EXERCISE: Your copy of the material below should match it exactly, except that it holds no pictures.

Stored items:
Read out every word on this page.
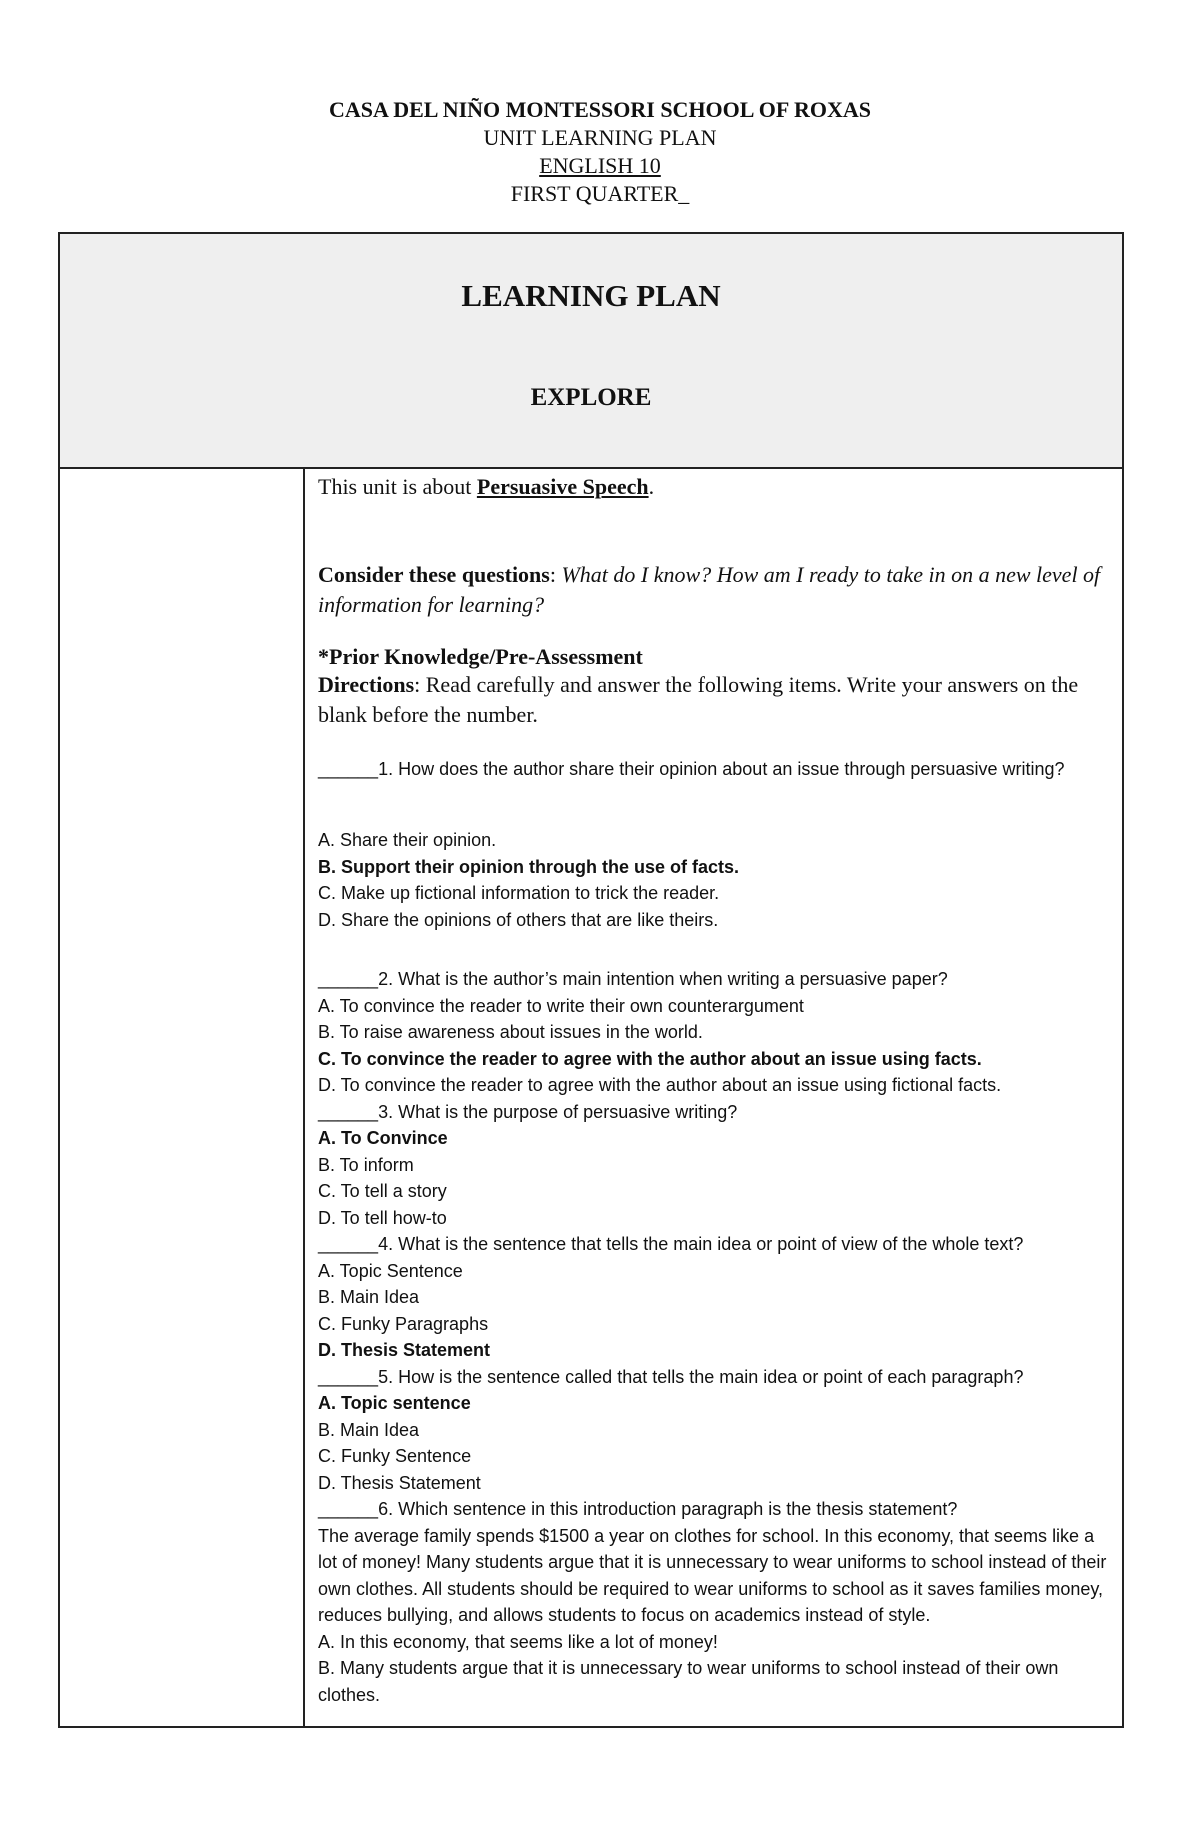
CASA DEL NIÑO MONTESSORI SCHOOL OF ROXAS
UNIT LEARNING PLAN
ENGLISH 10
FIRST QUARTER_
LEARNING PLAN
EXPLORE

This unit is about Persuasive Speech.

Consider these questions: What do I know? How am I ready to take in on a new level of information for learning?

*Prior Knowledge/Pre-Assessment

Directions: Read carefully and answer the following items. Write your answers on the blank before the number.

______1. How does the author share their opinion about an issue through persuasive writing?
A. Share their opinion.
B. Support their opinion through the use of facts.
C. Make up fictional information to trick the reader.
D. Share the opinions of others that are like theirs.
______2. What is the author’s main intention when writing a persuasive paper?
A. To convince the reader to write their own counterargument
B. To raise awareness about issues in the world.
C. To convince the reader to agree with the author about an issue using facts.
D. To convince the reader to agree with the author about an issue using fictional facts.
______3. What is the purpose of persuasive writing?
A. To Convince
B. To inform
C. To tell a story
D. To tell how-to
______4. What is the sentence that tells the main idea or point of view of the whole text?
A. Topic Sentence
B. Main Idea
C. Funky Paragraphs
D. Thesis Statement
______5. How is the sentence called that tells the main idea or point of each paragraph?
A. Topic sentence
B. Main Idea
C. Funky Sentence
D. Thesis Statement
______6. Which sentence in this introduction paragraph is the thesis statement?
The average family spends $1500 a year on clothes for school. In this economy, that seems like a lot of money! Many students argue that it is unnecessary to wear uniforms to school instead of their own clothes. All students should be required to wear uniforms to school as it saves families money, reduces bullying, and allows students to focus on academics instead of style.
A. In this economy, that seems like a lot of money!
B. Many students argue that it is unnecessary to wear uniforms to school instead of their own clothes.
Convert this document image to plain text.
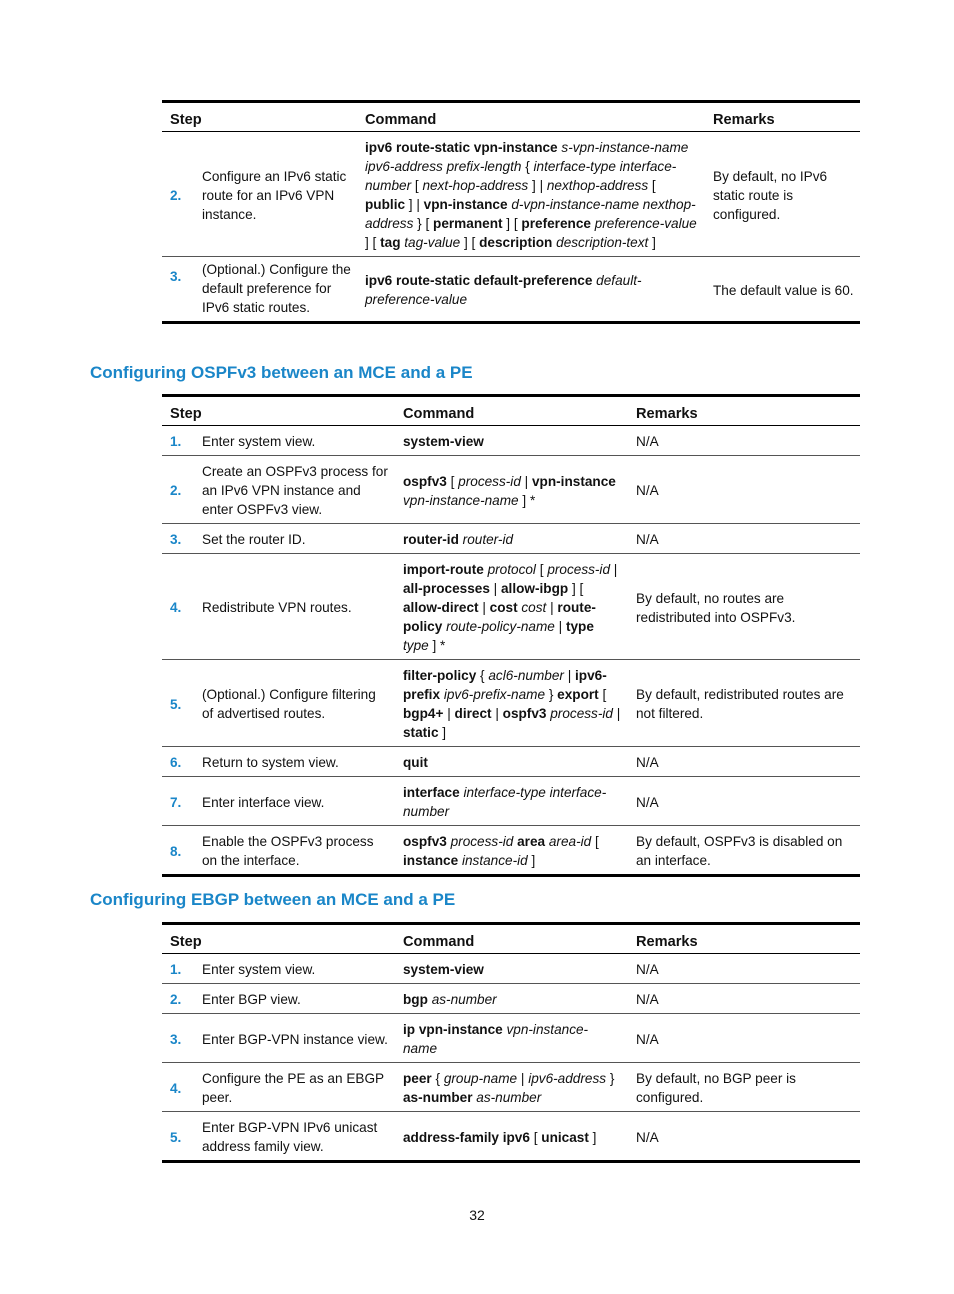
Step		Command	Remarks
2.	Configure an IPv6 static route for an IPv6 VPN instance.	ipv6 route-static vpn-instance s-vpn-instance-name ipv6-address prefix-length { interface-type interface-number [ next-hop-address ] | nexthop-address [ public ] | vpn-instance d-vpn-instance-name nexthop-address } [ permanent ] [ preference preference-value ] [ tag tag-value ] [ description description-text ]	By default, no IPv6 static route is configured.
3.	(Optional.) Configure the default preference for IPv6 static routes.	ipv6 route-static default-preference default-preference-value	The default value is 60.
Configuring OSPFv3 between an MCE and a PE
Step		Command	Remarks
1.	Enter system view.	system-view	N/A
2.	Create an OSPFv3 process for an IPv6 VPN instance and enter OSPFv3 view.	ospfv3 [ process-id | vpn-instance vpn-instance-name ] *	N/A
3.	Set the router ID.	router-id router-id	N/A
4.	Redistribute VPN routes.	import-route protocol [ process-id | all-processes | allow-ibgp ] [ allow-direct | cost cost | route-policy route-policy-name | type type ] *	By default, no routes are redistributed into OSPFv3.
5.	(Optional.) Configure filtering of advertised routes.	filter-policy { acl6-number | ipv6-prefix ipv6-prefix-name } export [ bgp4+ | direct | ospfv3 process-id | static ]	By default, redistributed routes are not filtered.
6.	Return to system view.	quit	N/A
7.	Enter interface view.	interface interface-type interface-number	N/A
8.	Enable the OSPFv3 process on the interface.	ospfv3 process-id area area-id [ instance instance-id ]	By default, OSPFv3 is disabled on an interface.
Configuring EBGP between an MCE and a PE
Step		Command	Remarks
1.	Enter system view.	system-view	N/A
2.	Enter BGP view.	bgp as-number	N/A
3.	Enter BGP-VPN instance view.	ip vpn-instance vpn-instance-name	N/A
4.	Configure the PE as an EBGP peer.	peer { group-name | ipv6-address } as-number as-number	By default, no BGP peer is configured.
5.	Enter BGP-VPN IPv6 unicast address family view.	address-family ipv6 [ unicast ]	N/A
32
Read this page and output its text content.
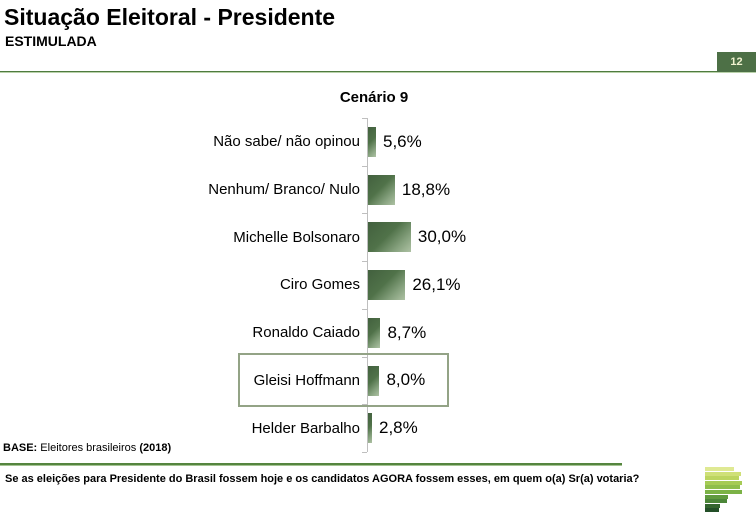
Situação Eleitoral - Presidente
ESTIMULADA
12
Cenário 9
Não sabe/ não opinou 5,6%
Nenhum/ Branco/ Nulo 18,8%
Michelle Bolsonaro	30,0%
Ciro Gomes	26,1%
Ronaldo Caiado 8,7%
Gleisi Hoffmann 8,0%
Helder Barbalho 2,8%
BASE: Eleitores brasileiros (2018)
Se as eleições para Presidente do Brasil fossem hoje e os candidatos AGORA fossem esses, em quem o(a) Sr(a) votaria?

IN RESPONSE:
Read out every word on this page.
CASA DEL NIÑO MONTESSORI SCHOOL OF ROXAS
UNIT LEARNING PLAN
ENGLISH 10
FIRST QUARTER_
LEARNING PLAN
EXPLORE

This unit is about Persuasive Speech.

Consider these questions: What do I know? How am I ready to take in on a new level of information for learning?

*Prior Knowledge/Pre-Assessment

Directions: Read carefully and answer the following items. Write your answers on the blank before the number.

______1. How does the author share their opinion about an issue through persuasive writing?
A. Share their opinion.
B. Support their opinion through the use of facts.
C. Make up fictional information to trick the reader.
D. Share the opinions of others that are like theirs.
______2. What is the author’s main intention when writing a persuasive paper?
A. To convince the reader to write their own counterargument
B. To raise awareness about issues in the world.
C. To convince the reader to agree with the author about an issue using facts.
D. To convince the reader to agree with the author about an issue using fictional facts.
______3. What is the purpose of persuasive writing?
A. To Convince
B. To inform
C. To tell a story
D. To tell how-to
______4. What is the sentence that tells the main idea or point of view of the whole text?
A. Topic Sentence
B. Main Idea
C. Funky Paragraphs
D. Thesis Statement
______5. How is the sentence called that tells the main idea or point of each paragraph?
A. Topic sentence
B. Main Idea
C. Funky Sentence
D. Thesis Statement
______6. Which sentence in this introduction paragraph is the thesis statement?
The average family spends $1500 a year on clothes for school. In this economy, that seems like a lot of money! Many students argue that it is unnecessary to wear uniforms to school instead of their own clothes. All students should be required to wear uniforms to school as it saves families money, reduces bullying, and allows students to focus on academics instead of style.
A. In this economy, that seems like a lot of money!
B. Many students argue that it is unnecessary to wear uniforms to school instead of their own clothes.
Convert this document image to plain text.
Step		Command	Remarks
2.	Configure an IPv6 static route for an IPv6 VPN instance.	ipv6 route-static vpn-instance s-vpn-instance-name ipv6-address prefix-length { interface-type interface-number [ next-hop-address ] | nexthop-address [ public ] | vpn-instance d-vpn-instance-name nexthop-address } [ permanent ] [ preference preference-value ] [ tag tag-value ] [ description description-text ]	By default, no IPv6 static route is configured.
3.	(Optional.) Configure the default preference for IPv6 static routes.	ipv6 route-static default-preference default-preference-value	The default value is 60.
Configuring OSPFv3 between an MCE and a PE
Step		Command	Remarks
1.	Enter system view.	system-view	N/A
2.	Create an OSPFv3 process for an IPv6 VPN instance and enter OSPFv3 view.	ospfv3 [ process-id | vpn-instance vpn-instance-name ] *	N/A
3.	Set the router ID.	router-id router-id	N/A
4.	Redistribute VPN routes.	import-route protocol [ process-id | all-processes | allow-ibgp ] [ allow-direct | cost cost | route-policy route-policy-name | type type ] *	By default, no routes are redistributed into OSPFv3.
5.	(Optional.) Configure filtering of advertised routes.	filter-policy { acl6-number | ipv6-prefix ipv6-prefix-name } export [ bgp4+ | direct | ospfv3 process-id | static ]	By default, redistributed routes are not filtered.
6.	Return to system view.	quit	N/A
7.	Enter interface view.	interface interface-type interface-number	N/A
8.	Enable the OSPFv3 process on the interface.	ospfv3 process-id area area-id [ instance instance-id ]	By default, OSPFv3 is disabled on an interface.
Configuring EBGP between an MCE and a PE
Step		Command	Remarks
1.	Enter system view.	system-view	N/A
2.	Enter BGP view.	bgp as-number	N/A
3.	Enter BGP-VPN instance view.	ip vpn-instance vpn-instance-name	N/A
4.	Configure the PE as an EBGP peer.	peer { group-name | ipv6-address } as-number as-number	By default, no BGP peer is configured.
5.	Enter BGP-VPN IPv6 unicast address family view.	address-family ipv6 [ unicast ]	N/A
32
Read this page and output its text content.
Situação Eleitoral - Presidente
ESTIMULADA
12
Cenário 9
Não sabe/ não opinou 5,6%
Nenhum/ Branco/ Nulo 18,8%
Michelle Bolsonaro	30,0%
Ciro Gomes	26,1%
Ronaldo Caiado 8,7%
Gleisi Hoffmann 8,0%
Helder Barbalho 2,8%
BASE: Eleitores brasileiros (2018)
Se as eleições para Presidente do Brasil fossem hoje e os candidatos AGORA fossem esses, em quem o(a) Sr(a) votaria?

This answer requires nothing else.